* start Source material *

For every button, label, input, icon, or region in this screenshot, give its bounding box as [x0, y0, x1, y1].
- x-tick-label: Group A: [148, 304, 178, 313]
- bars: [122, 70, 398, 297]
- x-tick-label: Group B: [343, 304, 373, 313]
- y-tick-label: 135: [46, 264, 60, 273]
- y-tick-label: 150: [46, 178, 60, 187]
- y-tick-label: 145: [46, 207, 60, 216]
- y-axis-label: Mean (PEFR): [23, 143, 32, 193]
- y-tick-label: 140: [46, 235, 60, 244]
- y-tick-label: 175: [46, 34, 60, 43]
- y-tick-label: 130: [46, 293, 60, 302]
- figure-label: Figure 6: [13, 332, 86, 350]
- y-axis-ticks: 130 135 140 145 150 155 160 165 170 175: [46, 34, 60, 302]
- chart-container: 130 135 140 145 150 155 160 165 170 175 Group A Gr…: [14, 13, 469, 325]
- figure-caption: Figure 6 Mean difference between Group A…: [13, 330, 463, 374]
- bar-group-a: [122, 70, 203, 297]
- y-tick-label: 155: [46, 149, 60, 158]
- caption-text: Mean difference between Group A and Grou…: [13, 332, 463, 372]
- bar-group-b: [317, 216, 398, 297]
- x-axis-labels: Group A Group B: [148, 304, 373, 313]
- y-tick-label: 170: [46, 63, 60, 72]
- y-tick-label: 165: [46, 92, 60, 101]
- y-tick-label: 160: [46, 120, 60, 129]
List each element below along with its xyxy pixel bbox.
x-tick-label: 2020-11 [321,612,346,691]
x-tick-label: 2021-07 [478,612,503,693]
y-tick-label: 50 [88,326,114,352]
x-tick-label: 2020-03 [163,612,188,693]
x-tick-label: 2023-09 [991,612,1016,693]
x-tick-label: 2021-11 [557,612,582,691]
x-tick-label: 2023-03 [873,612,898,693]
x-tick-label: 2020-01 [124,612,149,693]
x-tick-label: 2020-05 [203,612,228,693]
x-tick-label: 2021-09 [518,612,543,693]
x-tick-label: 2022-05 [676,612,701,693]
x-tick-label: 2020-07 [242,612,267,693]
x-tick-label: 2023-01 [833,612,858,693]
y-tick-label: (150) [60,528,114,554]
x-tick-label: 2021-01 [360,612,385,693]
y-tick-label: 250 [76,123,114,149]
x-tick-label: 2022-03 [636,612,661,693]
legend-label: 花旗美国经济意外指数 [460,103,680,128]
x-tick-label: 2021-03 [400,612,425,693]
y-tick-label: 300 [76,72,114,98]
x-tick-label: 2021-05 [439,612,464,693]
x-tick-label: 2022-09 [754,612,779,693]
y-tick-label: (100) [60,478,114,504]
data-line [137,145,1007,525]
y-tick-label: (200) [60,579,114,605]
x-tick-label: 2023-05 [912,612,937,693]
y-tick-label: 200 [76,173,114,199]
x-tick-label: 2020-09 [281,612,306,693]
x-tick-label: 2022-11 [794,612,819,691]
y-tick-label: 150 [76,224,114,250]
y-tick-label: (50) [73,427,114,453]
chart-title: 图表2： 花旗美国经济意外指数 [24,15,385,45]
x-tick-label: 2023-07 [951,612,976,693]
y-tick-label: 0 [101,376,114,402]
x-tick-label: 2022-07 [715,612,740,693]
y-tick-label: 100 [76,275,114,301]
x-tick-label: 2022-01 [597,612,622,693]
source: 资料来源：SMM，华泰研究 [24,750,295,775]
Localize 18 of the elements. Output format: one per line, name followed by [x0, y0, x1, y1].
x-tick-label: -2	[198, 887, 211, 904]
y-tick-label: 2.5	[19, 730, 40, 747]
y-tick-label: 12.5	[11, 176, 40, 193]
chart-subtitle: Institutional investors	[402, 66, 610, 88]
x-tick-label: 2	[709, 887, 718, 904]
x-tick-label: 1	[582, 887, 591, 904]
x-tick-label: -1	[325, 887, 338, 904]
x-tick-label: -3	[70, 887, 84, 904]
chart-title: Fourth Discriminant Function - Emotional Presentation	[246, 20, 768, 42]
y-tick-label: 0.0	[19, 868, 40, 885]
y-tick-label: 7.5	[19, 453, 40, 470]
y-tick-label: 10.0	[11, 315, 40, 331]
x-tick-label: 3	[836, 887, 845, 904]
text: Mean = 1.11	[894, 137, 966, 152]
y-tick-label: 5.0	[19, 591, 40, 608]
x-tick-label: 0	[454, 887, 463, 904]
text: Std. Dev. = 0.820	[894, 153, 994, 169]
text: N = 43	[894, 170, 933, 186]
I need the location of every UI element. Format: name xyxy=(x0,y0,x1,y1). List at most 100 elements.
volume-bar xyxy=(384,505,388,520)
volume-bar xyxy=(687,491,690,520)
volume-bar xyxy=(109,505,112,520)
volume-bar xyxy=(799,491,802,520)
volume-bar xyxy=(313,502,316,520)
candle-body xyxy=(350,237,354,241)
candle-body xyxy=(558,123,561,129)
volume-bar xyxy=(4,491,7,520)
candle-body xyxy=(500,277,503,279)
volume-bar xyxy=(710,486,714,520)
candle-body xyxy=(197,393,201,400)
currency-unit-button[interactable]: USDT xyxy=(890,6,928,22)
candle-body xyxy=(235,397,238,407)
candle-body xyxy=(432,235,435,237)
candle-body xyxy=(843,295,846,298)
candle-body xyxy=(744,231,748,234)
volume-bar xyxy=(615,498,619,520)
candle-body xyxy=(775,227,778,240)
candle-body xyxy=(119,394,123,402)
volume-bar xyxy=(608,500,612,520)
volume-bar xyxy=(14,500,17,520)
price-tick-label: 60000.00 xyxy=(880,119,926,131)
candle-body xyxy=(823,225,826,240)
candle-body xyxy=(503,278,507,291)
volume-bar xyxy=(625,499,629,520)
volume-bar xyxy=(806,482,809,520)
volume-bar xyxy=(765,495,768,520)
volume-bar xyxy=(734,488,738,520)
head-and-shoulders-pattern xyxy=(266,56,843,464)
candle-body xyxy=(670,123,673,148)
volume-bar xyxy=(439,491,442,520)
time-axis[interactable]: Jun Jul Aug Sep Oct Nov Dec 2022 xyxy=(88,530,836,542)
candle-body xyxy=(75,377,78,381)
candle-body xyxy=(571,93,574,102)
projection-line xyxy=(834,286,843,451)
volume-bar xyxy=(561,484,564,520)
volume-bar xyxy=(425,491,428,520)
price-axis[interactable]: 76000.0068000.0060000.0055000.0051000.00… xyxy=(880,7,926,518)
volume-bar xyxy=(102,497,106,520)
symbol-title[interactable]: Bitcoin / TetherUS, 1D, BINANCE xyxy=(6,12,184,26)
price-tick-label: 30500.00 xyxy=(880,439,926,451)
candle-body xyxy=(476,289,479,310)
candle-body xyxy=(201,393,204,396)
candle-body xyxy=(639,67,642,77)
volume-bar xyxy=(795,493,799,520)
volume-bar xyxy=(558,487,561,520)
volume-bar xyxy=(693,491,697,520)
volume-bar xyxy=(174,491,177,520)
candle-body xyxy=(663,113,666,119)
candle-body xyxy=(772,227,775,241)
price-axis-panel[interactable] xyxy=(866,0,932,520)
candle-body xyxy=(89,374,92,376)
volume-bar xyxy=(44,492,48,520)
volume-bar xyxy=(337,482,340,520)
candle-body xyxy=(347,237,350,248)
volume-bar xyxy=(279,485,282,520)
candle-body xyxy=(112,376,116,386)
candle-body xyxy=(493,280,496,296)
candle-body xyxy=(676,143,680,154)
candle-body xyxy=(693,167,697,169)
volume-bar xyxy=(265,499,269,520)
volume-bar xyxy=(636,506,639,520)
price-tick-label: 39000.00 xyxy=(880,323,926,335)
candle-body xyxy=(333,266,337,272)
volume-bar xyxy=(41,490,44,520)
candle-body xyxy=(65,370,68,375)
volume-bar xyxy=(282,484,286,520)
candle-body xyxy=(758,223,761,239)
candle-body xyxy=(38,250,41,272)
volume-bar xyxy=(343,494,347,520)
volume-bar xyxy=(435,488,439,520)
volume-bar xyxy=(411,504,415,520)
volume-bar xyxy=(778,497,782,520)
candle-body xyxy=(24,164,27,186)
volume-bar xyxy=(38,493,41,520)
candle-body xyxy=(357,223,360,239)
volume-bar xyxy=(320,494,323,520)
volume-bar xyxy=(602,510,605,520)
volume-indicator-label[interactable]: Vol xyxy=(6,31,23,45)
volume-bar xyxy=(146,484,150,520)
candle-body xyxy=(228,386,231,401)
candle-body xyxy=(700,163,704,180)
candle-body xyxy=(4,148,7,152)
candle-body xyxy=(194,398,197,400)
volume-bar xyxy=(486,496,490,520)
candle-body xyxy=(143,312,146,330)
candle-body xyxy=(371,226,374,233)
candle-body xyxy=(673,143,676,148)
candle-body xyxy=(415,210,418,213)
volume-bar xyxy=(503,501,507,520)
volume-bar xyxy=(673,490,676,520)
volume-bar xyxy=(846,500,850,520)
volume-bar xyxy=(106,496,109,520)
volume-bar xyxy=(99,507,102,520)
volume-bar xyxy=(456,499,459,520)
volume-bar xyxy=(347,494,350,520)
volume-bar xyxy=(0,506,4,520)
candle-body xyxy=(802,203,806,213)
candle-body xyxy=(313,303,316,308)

* end Source material *

Aim of the exercise:
Extract the lines of the listing above verbatim, from its first line through the line that contains "- y-tick-label: 155: [46, 149, 60, 158]", both included.

The answer:
For every button, label, input, icon, or region in this screenshot, give its bounding box as [x0, y0, x1, y1].
- x-tick-label: Group A: [148, 304, 178, 313]
- bars: [122, 70, 398, 297]
- x-tick-label: Group B: [343, 304, 373, 313]
- y-tick-label: 135: [46, 264, 60, 273]
- y-tick-label: 150: [46, 178, 60, 187]
- y-tick-label: 145: [46, 207, 60, 216]
- y-axis-label: Mean (PEFR): [23, 143, 32, 193]
- y-tick-label: 140: [46, 235, 60, 244]
- y-tick-label: 175: [46, 34, 60, 43]
- y-tick-label: 130: [46, 293, 60, 302]
- figure-label: Figure 6: [13, 332, 86, 350]
- y-axis-ticks: 130 135 140 145 150 155 160 165 170 175: [46, 34, 60, 302]
- chart-container: 130 135 140 145 150 155 160 165 170 175 Group A Gr…: [14, 13, 469, 325]
- figure-caption: Figure 6 Mean difference between Group A…: [13, 330, 463, 374]
- bar-group-a: [122, 70, 203, 297]
- y-tick-label: 155: [46, 149, 60, 158]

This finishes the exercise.